┌─ EXERCISE MATERIAL
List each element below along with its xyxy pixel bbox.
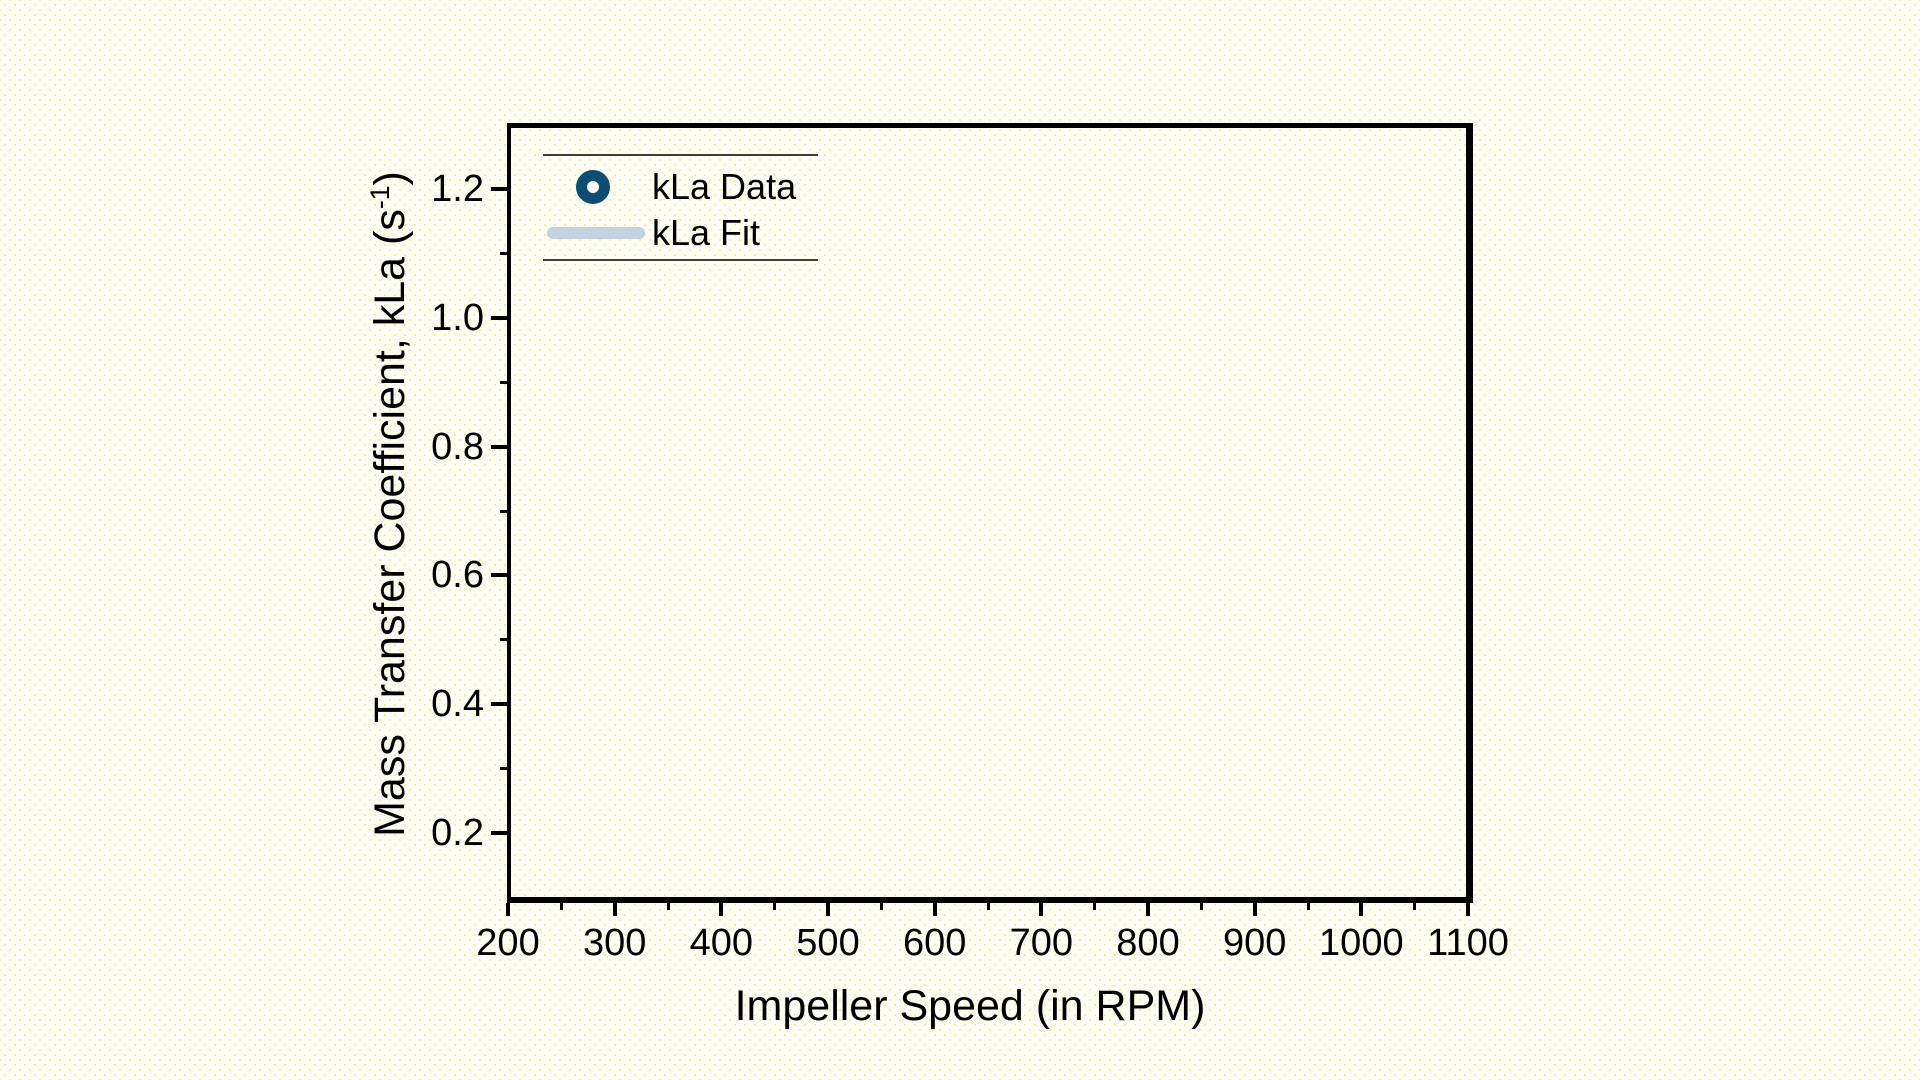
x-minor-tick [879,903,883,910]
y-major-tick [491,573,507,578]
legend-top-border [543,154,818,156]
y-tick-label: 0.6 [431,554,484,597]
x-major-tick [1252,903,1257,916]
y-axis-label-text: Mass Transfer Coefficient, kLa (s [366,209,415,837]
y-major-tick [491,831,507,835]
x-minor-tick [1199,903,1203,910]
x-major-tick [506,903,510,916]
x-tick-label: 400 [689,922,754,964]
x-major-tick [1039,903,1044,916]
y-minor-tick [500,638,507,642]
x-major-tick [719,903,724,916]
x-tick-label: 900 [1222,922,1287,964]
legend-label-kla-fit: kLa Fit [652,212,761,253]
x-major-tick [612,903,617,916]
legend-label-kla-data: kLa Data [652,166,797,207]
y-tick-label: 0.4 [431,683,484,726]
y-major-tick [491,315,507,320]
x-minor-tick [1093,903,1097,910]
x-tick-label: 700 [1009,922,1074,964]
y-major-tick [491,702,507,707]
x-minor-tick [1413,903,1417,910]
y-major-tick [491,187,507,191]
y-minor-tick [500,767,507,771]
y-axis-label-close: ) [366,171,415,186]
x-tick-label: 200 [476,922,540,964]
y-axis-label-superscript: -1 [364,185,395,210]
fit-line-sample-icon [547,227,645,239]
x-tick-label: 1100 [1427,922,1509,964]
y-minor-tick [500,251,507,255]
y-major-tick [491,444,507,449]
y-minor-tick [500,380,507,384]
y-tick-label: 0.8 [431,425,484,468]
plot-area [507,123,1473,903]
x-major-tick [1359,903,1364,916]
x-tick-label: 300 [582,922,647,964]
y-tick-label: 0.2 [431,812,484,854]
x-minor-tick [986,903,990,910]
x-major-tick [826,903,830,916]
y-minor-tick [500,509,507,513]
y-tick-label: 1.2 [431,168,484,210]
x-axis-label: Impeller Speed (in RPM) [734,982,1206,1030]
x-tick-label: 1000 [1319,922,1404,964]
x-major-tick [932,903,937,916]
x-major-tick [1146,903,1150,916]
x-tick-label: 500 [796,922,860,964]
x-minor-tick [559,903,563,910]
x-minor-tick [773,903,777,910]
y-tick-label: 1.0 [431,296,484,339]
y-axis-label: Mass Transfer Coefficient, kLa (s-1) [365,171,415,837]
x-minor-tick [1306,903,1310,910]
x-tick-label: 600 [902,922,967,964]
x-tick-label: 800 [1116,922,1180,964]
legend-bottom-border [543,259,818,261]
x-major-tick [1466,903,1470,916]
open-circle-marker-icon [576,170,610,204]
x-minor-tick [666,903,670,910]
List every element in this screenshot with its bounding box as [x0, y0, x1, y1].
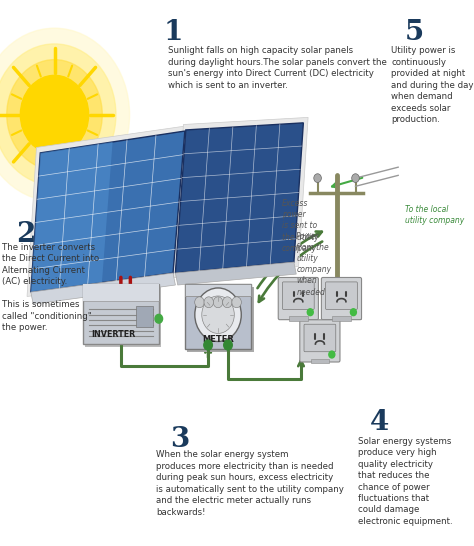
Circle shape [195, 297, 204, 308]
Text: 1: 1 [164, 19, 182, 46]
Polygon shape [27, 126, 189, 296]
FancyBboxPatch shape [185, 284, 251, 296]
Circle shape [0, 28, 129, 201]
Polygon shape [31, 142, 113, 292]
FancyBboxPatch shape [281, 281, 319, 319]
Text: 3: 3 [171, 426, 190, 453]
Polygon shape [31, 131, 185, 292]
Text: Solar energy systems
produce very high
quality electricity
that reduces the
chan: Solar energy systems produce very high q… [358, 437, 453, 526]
└─
#### [WHAT YOU SHOULD DO]
Copy out every line of the entries above word for word, leaving out the pictures.

#### [COMPLETED TASK]
List each element below along with its xyxy pixel bbox.
x-minor-tick [879,903,883,910]
y-major-tick [491,573,507,578]
legend-top-border [543,154,818,156]
y-tick-label: 0.6 [431,554,484,597]
x-major-tick [1252,903,1257,916]
y-axis-label-text: Mass Transfer Coefficient, kLa (s [366,209,415,837]
y-major-tick [491,831,507,835]
x-minor-tick [1199,903,1203,910]
x-major-tick [506,903,510,916]
x-tick-label: 400 [689,922,754,964]
x-major-tick [1039,903,1044,916]
y-minor-tick [500,638,507,642]
x-major-tick [719,903,724,916]
x-tick-label: 900 [1222,922,1287,964]
legend-label-kla-fit: kLa Fit [652,212,761,253]
x-major-tick [612,903,617,916]
legend-label-kla-data: kLa Data [652,166,797,207]
y-tick-label: 0.4 [431,683,484,726]
y-major-tick [491,315,507,320]
x-minor-tick [1093,903,1097,910]
x-tick-label: 700 [1009,922,1074,964]
y-major-tick [491,702,507,707]
x-minor-tick [1413,903,1417,910]
y-major-tick [491,187,507,191]
y-minor-tick [500,767,507,771]
y-axis-label-close: ) [366,171,415,186]
x-tick-label: 200 [476,922,540,964]
y-axis-label-superscript: -1 [364,185,395,210]
fit-line-sample-icon [547,227,645,239]
x-tick-label: 1100 [1427,922,1509,964]
y-minor-tick [500,251,507,255]
y-major-tick [491,444,507,449]
y-minor-tick [500,380,507,384]
y-tick-label: 0.8 [431,425,484,468]
plot-area [507,123,1473,903]
x-major-tick [1359,903,1364,916]
x-tick-label: 300 [582,922,647,964]
y-tick-label: 0.2 [431,812,484,854]
x-minor-tick [986,903,990,910]
x-major-tick [826,903,830,916]
y-minor-tick [500,509,507,513]
y-tick-label: 1.2 [431,168,484,210]
x-axis-label: Impeller Speed (in RPM) [734,982,1206,1030]
x-tick-label: 1000 [1319,922,1404,964]
x-major-tick [932,903,937,916]
x-major-tick [1146,903,1150,916]
x-tick-label: 500 [796,922,860,964]
x-minor-tick [559,903,563,910]
x-minor-tick [773,903,777,910]
y-tick-label: 1.0 [431,296,484,339]
y-axis-label: Mass Transfer Coefficient, kLa (s-1) [365,171,415,837]
x-minor-tick [1306,903,1310,910]
x-tick-label: 600 [902,922,967,964]
x-tick-label: 800 [1116,922,1180,964]
legend-bottom-border [543,259,818,261]
x-major-tick [1466,903,1470,916]
open-circle-marker-icon [576,170,610,204]
x-minor-tick [666,903,670,910]
List every element in this screenshot with its bounding box as [x0, y0, x1, y1].
Circle shape [195, 297, 204, 308]
Text: 1: 1 [164, 19, 182, 46]
Polygon shape [27, 126, 189, 296]
FancyBboxPatch shape [185, 284, 251, 296]
Circle shape [0, 28, 129, 201]
Polygon shape [31, 142, 113, 292]
FancyBboxPatch shape [281, 281, 319, 319]
Text: 3: 3 [171, 426, 190, 453]
Polygon shape [31, 131, 185, 292]
Text: Solar energy systems
produce very high
quality electricity
that reduces the
chan: Solar energy systems produce very high q… [358, 437, 453, 526]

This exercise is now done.